Exercise objective:
Reproduce the records from the line with "- transaction-price: £285,950: [236, 477, 284, 488]" to the line with "- sale-point: [250, 261, 259, 270]", changing "chart-title" to "chart-heading" and keeping everything else the same. Give only those lines.

>> BEGIN Entries supplied

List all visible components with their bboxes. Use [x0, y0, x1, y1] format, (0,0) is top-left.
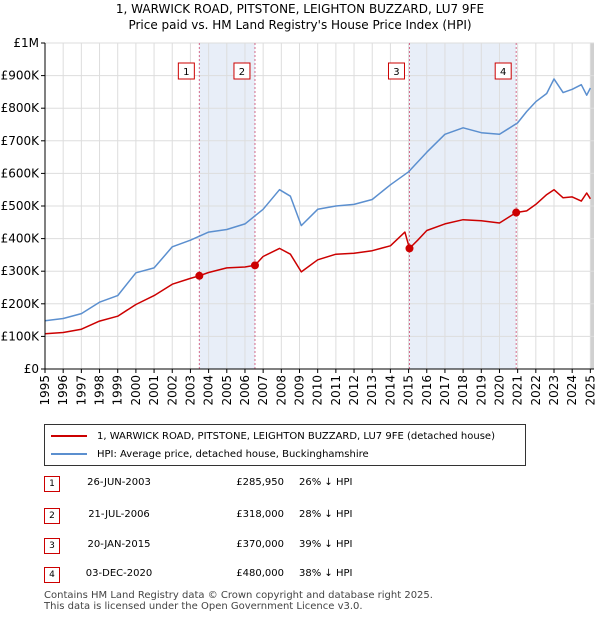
- transaction-price: £285,950: [236, 477, 284, 488]
- x-tick-label: 2023: [547, 375, 561, 406]
- transaction-row: 2 21-JUL-2006 £318,000 28% ↓ HPI: [44, 508, 444, 526]
- marker-badge-label: 1: [183, 67, 189, 78]
- chart-title: 1, WARWICK ROAD, PITSTONE, LEIGHTON BUZZ…: [115, 2, 485, 16]
- sale-point: [250, 261, 259, 270]
- y-tick-label: £500K: [1, 199, 41, 213]
- transaction-hpi-diff: 39% ↓ HPI: [299, 539, 353, 550]
- x-tick-label: 2013: [365, 375, 379, 406]
- x-tick-label: 2006: [238, 375, 252, 406]
- transaction-number: 1: [44, 476, 60, 492]
- x-tick-label: 1996: [56, 375, 70, 406]
- x-tick-label: 1999: [111, 375, 125, 406]
- x-tick-label: 2021: [511, 375, 525, 406]
- legend-item-hpi: HPI: Average price, detached house, Buck…: [51, 446, 369, 462]
- marker-badge: [387, 62, 405, 80]
- legend-swatch-property: [51, 435, 87, 437]
- transaction-row: 4 03-DEC-2020 £480,000 38% ↓ HPI: [44, 567, 444, 585]
- x-tick-label: 2025: [583, 375, 597, 406]
- x-tick-label: 1997: [74, 375, 88, 406]
- x-tick-label: 2019: [474, 375, 488, 406]
- chart-subtitle: Price paid vs. HM Land Registry's House …: [128, 18, 472, 32]
- transaction-hpi-diff: 26% ↓ HPI: [299, 477, 353, 488]
- x-tick-label: 2017: [438, 375, 452, 406]
- sale-point: [512, 208, 521, 217]
- x-tick-label: 2008: [274, 375, 288, 406]
- y-tick-label: £700K: [1, 134, 41, 148]
- transaction-date: 03-DEC-2020: [85, 568, 153, 579]
- legend-item-property: 1, WARWICK ROAD, PITSTONE, LEIGHTON BUZZ…: [51, 428, 495, 444]
- marker-badge: [233, 62, 251, 80]
- legend: 1, WARWICK ROAD, PITSTONE, LEIGHTON BUZZ…: [44, 424, 526, 466]
- sale-point: [195, 271, 204, 280]
- x-tick-label: 2002: [165, 375, 179, 406]
- y-tick-label: £300K: [1, 264, 41, 278]
- marker-badge: [177, 62, 195, 80]
- x-tick-label: 2015: [402, 375, 416, 406]
- transaction-number: 2: [44, 508, 60, 524]
- x-tick-label: 2018: [456, 375, 470, 406]
- x-tick-label: 2011: [329, 375, 343, 406]
- footer-copyright: Contains HM Land Registry data © Crown c…: [44, 590, 433, 601]
- x-tick-label: 2004: [202, 375, 216, 406]
- y-tick-label: £600K: [1, 166, 41, 180]
- transaction-date: 26-JUN-2003: [87, 477, 151, 488]
- marker-badge: [494, 62, 512, 80]
- x-tick-label: 2005: [220, 375, 234, 406]
- transaction-hpi-diff: 38% ↓ HPI: [299, 568, 353, 579]
- transaction-price: £370,000: [236, 539, 284, 550]
- x-tick-label: 2024: [565, 375, 579, 406]
- footer-licence: This data is licensed under the Open Gov…: [44, 601, 363, 612]
- y-tick-label: £800K: [1, 101, 41, 115]
- y-tick-label: £200K: [1, 297, 41, 311]
- x-tick-label: 2009: [293, 375, 307, 406]
- x-tick-label: 1998: [93, 375, 107, 406]
- transaction-date: 21-JUL-2006: [88, 509, 150, 520]
- transaction-row: 1 26-JUN-2003 £285,950 26% ↓ HPI: [44, 476, 444, 494]
- x-tick-label: 2001: [147, 375, 161, 406]
- transaction-price: £318,000: [236, 509, 284, 520]
- y-tick-label: £0: [24, 362, 39, 376]
- series-line: [44, 78, 592, 322]
- legend-label-hpi: HPI: Average price, detached house, Buck…: [97, 448, 369, 460]
- legend-swatch-hpi: [51, 453, 87, 455]
- marker-badge-label: 3: [393, 67, 399, 78]
- transaction-hpi-diff: 28% ↓ HPI: [299, 509, 353, 520]
- y-tick-label: £400K: [1, 232, 41, 246]
- transaction-row: 3 20-JAN-2015 £370,000 39% ↓ HPI: [44, 538, 444, 556]
- x-tick-label: 2003: [183, 375, 197, 406]
- y-tick-label: £900K: [1, 69, 41, 83]
- transaction-date: 20-JAN-2015: [87, 539, 151, 550]
- transaction-number: 4: [44, 567, 60, 583]
- x-tick-label: 1995: [38, 375, 52, 406]
- series-line: [44, 188, 592, 335]
- x-tick-label: 2020: [492, 375, 506, 406]
- legend-label-property: 1, WARWICK ROAD, PITSTONE, LEIGHTON BUZZ…: [97, 430, 495, 442]
- x-tick-label: 2022: [529, 375, 543, 406]
- marker-badge-label: 4: [500, 67, 506, 78]
- transaction-number: 3: [44, 538, 60, 554]
- x-tick-label: 2010: [311, 375, 325, 406]
- x-tick-label: 2012: [347, 375, 361, 406]
- y-tick-label: £100K: [1, 329, 41, 343]
- x-tick-label: 2014: [383, 375, 397, 406]
- marker-badge-label: 2: [239, 67, 245, 78]
- x-tick-label: 2000: [129, 375, 143, 406]
- transaction-price: £480,000: [236, 568, 284, 579]
- x-tick-label: 2007: [256, 375, 270, 406]
- x-tick-label: 2016: [420, 375, 434, 406]
- sale-point: [405, 244, 414, 253]
- price-chart: 1 2 3 4 £0 £100K £200K £300K £400K £500K £600K £70…: [1, 36, 598, 406]
- y-tick-label: £1M: [13, 36, 39, 50]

>> END Entries supplied

Written response:
- transaction-price: £285,950: [236, 477, 284, 488]
- x-tick-label: 2023: [547, 375, 561, 406]
- transaction-row: 2 21-JUL-2006 £318,000 28% ↓ HPI: [44, 508, 444, 526]
- marker-badge-label: 1: [183, 67, 189, 78]
- chart-heading: 1, WARWICK ROAD, PITSTONE, LEIGHTON BUZZ…: [115, 2, 485, 16]
- sale-point: [250, 261, 259, 270]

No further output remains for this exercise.